[A run of records]
'''

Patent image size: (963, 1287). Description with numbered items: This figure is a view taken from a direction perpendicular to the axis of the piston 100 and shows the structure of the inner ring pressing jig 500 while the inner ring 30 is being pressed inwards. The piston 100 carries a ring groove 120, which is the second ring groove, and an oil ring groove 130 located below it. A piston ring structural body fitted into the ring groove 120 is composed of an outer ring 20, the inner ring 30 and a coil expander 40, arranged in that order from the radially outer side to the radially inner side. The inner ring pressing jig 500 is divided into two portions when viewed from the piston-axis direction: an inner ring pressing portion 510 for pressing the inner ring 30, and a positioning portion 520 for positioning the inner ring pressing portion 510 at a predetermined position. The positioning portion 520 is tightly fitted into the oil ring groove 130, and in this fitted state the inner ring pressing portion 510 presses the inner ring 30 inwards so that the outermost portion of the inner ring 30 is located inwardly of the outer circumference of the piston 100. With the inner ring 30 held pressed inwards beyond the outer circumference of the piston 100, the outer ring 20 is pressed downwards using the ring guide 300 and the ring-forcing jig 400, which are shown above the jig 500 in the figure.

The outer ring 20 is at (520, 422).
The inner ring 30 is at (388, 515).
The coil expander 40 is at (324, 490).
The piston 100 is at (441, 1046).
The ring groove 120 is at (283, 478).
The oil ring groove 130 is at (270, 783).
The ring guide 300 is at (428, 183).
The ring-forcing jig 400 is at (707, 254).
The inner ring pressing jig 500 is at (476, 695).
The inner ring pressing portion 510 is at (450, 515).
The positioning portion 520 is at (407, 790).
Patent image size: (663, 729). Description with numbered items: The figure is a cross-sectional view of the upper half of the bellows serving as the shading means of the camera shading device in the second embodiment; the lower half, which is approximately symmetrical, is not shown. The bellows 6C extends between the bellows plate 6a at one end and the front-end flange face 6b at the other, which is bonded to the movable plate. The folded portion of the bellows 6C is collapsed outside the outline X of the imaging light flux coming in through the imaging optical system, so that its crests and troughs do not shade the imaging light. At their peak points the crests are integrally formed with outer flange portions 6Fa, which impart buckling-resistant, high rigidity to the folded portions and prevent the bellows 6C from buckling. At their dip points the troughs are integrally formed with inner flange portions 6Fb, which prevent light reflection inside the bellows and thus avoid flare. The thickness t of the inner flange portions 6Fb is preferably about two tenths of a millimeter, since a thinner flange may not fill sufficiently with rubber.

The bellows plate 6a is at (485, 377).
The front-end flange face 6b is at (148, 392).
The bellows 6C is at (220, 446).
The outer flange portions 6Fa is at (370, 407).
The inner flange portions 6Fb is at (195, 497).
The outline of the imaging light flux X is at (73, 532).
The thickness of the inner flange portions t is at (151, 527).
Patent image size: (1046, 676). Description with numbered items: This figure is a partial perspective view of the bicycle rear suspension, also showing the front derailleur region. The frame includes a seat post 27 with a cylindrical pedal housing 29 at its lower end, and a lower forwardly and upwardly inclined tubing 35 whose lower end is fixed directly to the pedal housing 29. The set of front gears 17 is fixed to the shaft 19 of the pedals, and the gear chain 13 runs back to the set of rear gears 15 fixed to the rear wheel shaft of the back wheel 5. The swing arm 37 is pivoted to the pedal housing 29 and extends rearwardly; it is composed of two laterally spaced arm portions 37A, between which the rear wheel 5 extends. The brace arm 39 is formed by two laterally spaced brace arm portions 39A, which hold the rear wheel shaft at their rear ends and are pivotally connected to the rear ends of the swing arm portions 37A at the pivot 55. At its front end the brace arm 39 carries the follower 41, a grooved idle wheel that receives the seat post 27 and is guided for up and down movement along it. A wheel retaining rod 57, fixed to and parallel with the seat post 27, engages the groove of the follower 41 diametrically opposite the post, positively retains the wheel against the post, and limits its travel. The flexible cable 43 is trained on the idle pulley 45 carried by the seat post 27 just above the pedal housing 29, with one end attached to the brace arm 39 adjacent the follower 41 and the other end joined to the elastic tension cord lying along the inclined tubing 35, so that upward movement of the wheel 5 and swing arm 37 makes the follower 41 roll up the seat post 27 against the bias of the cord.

'''

Copy out all the records above line by line, without changing anything.

[Written response]
Patent image size: (963, 1287). Description with numbered items: This figure is a view taken from a direction perpendicular to the axis of the piston 100 and shows the structure of the inner ring pressing jig 500 while the inner ring 30 is being pressed inwards. The piston 100 carries a ring groove 120, which is the second ring groove, and an oil ring groove 130 located below it. A piston ring structural body fitted into the ring groove 120 is composed of an outer ring 20, the inner ring 30 and a coil expander 40, arranged in that order from the radially outer side to the radially inner side. The inner ring pressing jig 500 is divided into two portions when viewed from the piston-axis direction: an inner ring pressing portion 510 for pressing the inner ring 30, and a positioning portion 520 for positioning the inner ring pressing portion 510 at a predetermined position. The positioning portion 520 is tightly fitted into the oil ring groove 130, and in this fitted state the inner ring pressing portion 510 presses the inner ring 30 inwards so that the outermost portion of the inner ring 30 is located inwardly of the outer circumference of the piston 100. With the inner ring 30 held pressed inwards beyond the outer circumference of the piston 100, the outer ring 20 is pressed downwards using the ring guide 300 and the ring-forcing jig 400, which are shown above the jig 500 in the figure.

The outer ring 20 is at (520, 422).
The inner ring 30 is at (388, 515).
The coil expander 40 is at (324, 490).
The piston 100 is at (441, 1046).
The ring groove 120 is at (283, 478).
The oil ring groove 130 is at (270, 783).
The ring guide 300 is at (428, 183).
The ring-forcing jig 400 is at (707, 254).
The inner ring pressing jig 500 is at (476, 695).
The inner ring pressing portion 510 is at (450, 515).
The positioning portion 520 is at (407, 790).
Patent image size: (663, 729). Description with numbered items: The figure is a cross-sectional view of the upper half of the bellows serving as the shading means of the camera shading device in the second embodiment; the lower half, which is approximately symmetrical, is not shown. The bellows 6C extends between the bellows plate 6a at one end and the front-end flange face 6b at the other, which is bonded to the movable plate. The folded portion of the bellows 6C is collapsed outside the outline X of the imaging light flux coming in through the imaging optical system, so that its crests and troughs do not shade the imaging light. At their peak points the crests are integrally formed with outer flange portions 6Fa, which impart buckling-resistant, high rigidity to the folded portions and prevent the bellows 6C from buckling. At their dip points the troughs are integrally formed with inner flange portions 6Fb, which prevent light reflection inside the bellows and thus avoid flare. The thickness t of the inner flange portions 6Fb is preferably about two tenths of a millimeter, since a thinner flange may not fill sufficiently with rubber.

The bellows plate 6a is at (485, 377).
The front-end flange face 6b is at (148, 392).
The bellows 6C is at (220, 446).
The outer flange portions 6Fa is at (370, 407).
The inner flange portions 6Fb is at (195, 497).
The outline of the imaging light flux X is at (73, 532).
The thickness of the inner flange portions t is at (151, 527).
Patent image size: (1046, 676). Description with numbered items: This figure is a partial perspective view of the bicycle rear suspension, also showing the front derailleur region. The frame includes a seat post 27 with a cylindrical pedal housing 29 at its lower end, and a lower forwardly and upwardly inclined tubing 35 whose lower end is fixed directly to the pedal housing 29. The set of front gears 17 is fixed to the shaft 19 of the pedals, and the gear chain 13 runs back to the set of rear gears 15 fixed to the rear wheel shaft of the back wheel 5. The swing arm 37 is pivoted to the pedal housing 29 and extends rearwardly; it is composed of two laterally spaced arm portions 37A, between which the rear wheel 5 extends. The brace arm 39 is formed by two laterally spaced brace arm portions 39A, which hold the rear wheel shaft at their rear ends and are pivotally connected to the rear ends of the swing arm portions 37A at the pivot 55. At its front end the brace arm 39 carries the follower 41, a grooved idle wheel that receives the seat post 27 and is guided for up and down movement along it. A wheel retaining rod 57, fixed to and parallel with the seat post 27, engages the groove of the follower 41 diametrically opposite the post, positively retains the wheel against the post, and limits its travel. The flexible cable 43 is trained on the idle pulley 45 carried by the seat post 27 just above the pedal housing 29, with one end attached to the brace arm 39 adjacent the follower 41 and the other end joined to the elastic tension cord lying along the inclined tubing 35, so that upward movement of the wheel 5 and swing arm 37 makes the follower 41 roll up the seat post 27 against the bias of the cord.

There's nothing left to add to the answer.